### 本文抜粋
#####
2週間で75万本販売の『CloverPit』 なぜ人は“スロットを回すだけ”のゲームに夢中になってしまうのか
とあるインディーゲームが話題を呼んでいる。そのタイトルの名は『CloverPit』。9月27日にリリースを迎えたばかりのギャンブルゲームだ。
インディー発では、2025年でも指折りのヒットとなりつつある同タイトル。本稿では、そのゲーム性からトレンド化の理由を考えていく。
借金返済のためにひたすらスロットマシンを回すローグライクギャンブルゲーム『CloverPit』
『CloverPit』は、2人のイタリア人からなるインディーゲームスタジオ・Panik Arcadeが開発を、イギリスのパブリッシャー・Future Friends Gamesが発売を手掛けるローグライクスロットゲームだ。プレイヤーは狭苦しい独房に閉じ込められた主人公となり、次々と期限がやってくる借金の返済のために、机の上に設置されたスロットマシンをひたすらに回していくことになる。
#####
### 練習問題
(1) 『CloverPit』の記事を読み、次の問いに答えなさい。
(a) 『CloverPit』は2週間で何本販売されたか。
(b) 『CloverPit』がリリースされたのは何月何日か。
(c) 『CloverPit』の開発を手掛けたスタジオの名前は何か。
(2) 『CloverPit』の記事の続きを書きなさい。
#####
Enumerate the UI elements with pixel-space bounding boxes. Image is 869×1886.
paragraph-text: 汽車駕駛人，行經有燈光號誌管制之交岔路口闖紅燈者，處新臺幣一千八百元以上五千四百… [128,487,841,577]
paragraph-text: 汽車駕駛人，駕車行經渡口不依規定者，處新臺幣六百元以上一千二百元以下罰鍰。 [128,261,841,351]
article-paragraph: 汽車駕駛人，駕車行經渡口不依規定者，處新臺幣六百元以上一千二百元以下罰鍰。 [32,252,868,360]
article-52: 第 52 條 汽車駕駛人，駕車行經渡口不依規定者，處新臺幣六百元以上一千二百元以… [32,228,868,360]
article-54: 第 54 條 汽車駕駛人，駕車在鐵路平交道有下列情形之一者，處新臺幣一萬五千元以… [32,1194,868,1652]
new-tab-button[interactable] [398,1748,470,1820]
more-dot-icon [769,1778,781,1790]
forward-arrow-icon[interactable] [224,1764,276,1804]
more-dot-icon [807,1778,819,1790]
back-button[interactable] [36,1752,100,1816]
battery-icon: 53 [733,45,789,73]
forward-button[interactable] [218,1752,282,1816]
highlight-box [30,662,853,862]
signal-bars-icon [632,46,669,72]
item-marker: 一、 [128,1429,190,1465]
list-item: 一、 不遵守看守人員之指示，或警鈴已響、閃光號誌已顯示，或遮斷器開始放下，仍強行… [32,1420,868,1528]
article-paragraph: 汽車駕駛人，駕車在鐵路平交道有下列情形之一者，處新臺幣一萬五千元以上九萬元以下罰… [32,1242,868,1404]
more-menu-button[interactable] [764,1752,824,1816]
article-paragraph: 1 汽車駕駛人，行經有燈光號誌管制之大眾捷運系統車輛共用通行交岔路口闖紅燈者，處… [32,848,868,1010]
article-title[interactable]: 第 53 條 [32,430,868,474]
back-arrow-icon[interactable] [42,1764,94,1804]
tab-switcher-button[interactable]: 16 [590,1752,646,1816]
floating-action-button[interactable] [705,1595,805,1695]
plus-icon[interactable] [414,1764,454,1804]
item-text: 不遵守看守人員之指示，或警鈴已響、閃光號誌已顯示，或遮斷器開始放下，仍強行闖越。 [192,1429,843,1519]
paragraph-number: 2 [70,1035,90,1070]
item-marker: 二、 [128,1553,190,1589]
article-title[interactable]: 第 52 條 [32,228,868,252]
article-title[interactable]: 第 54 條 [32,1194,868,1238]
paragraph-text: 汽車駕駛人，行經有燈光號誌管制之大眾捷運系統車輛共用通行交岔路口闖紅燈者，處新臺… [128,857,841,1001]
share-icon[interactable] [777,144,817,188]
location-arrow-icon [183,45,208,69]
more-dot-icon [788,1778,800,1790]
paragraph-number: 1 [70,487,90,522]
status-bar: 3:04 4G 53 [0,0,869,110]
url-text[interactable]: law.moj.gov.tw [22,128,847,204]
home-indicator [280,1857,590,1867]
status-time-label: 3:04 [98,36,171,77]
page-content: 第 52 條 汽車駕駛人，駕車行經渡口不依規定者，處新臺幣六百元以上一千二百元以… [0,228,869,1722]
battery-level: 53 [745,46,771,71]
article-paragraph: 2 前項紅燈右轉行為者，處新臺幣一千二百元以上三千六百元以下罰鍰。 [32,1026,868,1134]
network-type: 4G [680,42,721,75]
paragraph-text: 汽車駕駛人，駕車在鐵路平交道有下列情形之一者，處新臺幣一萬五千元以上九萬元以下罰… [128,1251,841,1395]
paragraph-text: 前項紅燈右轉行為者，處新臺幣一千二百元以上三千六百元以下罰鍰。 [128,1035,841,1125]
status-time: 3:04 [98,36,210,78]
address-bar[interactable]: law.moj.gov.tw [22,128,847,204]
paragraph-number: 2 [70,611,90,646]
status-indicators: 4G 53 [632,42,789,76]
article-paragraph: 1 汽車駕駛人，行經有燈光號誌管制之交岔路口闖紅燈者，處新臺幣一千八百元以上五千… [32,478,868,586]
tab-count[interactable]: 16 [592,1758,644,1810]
#####
### 解答一覧
(1)
(a) 75万本
(b) 9月27日
(c) Panik Arcade

(2)
同タイトルは2025年4月、インディーゲームに関連する配信番組「The Triple-i Initiative 2025」のなかでその存在が明かされた。同日にはプレイの一部を体験できるデモがSteamで配信開始に。この体験版がコアなゲームフリークのあいだで話題となり、正式リリースが待望されていた。当初、Future Friends Gamesは9月3日に発売すると発表していたが、『Hollow Knight: Silksong』との時期の重なりを避け、9月27日へと延期した経緯がある。
そうした対応が功を奏してか、『CloverPit』はスタートダッシュに成功。Steamにはすでに1万件弱のユーザーレビューが寄せられ、上から2番目のランクである「非常に好評」へと分類されている。開発元のPanik Arcadeによると、リリースから2週間で75万本以上を売り上げているとのこと。現在もその勢いは陰りを見せず、連日2万人以上が同タイトルをプレイしているというデータもある。
対応プラットフォームはSteamのみで、価格は1,200円(税込)。日本語でのプレイやコントローラーでの操作にも対応している。
良いとこどりのゲーム性が『CloverPit』ヒットの要因に
デモの配信、正式リリースを経て、あっという間に話題作の地位に上り詰めた『CloverPit』。なぜ同タイトルはこれほどまでに支持されているのだろうか。ヒットの理由を考えるうえで触れておかなければならないのが、含まれるゲーム性についてだ。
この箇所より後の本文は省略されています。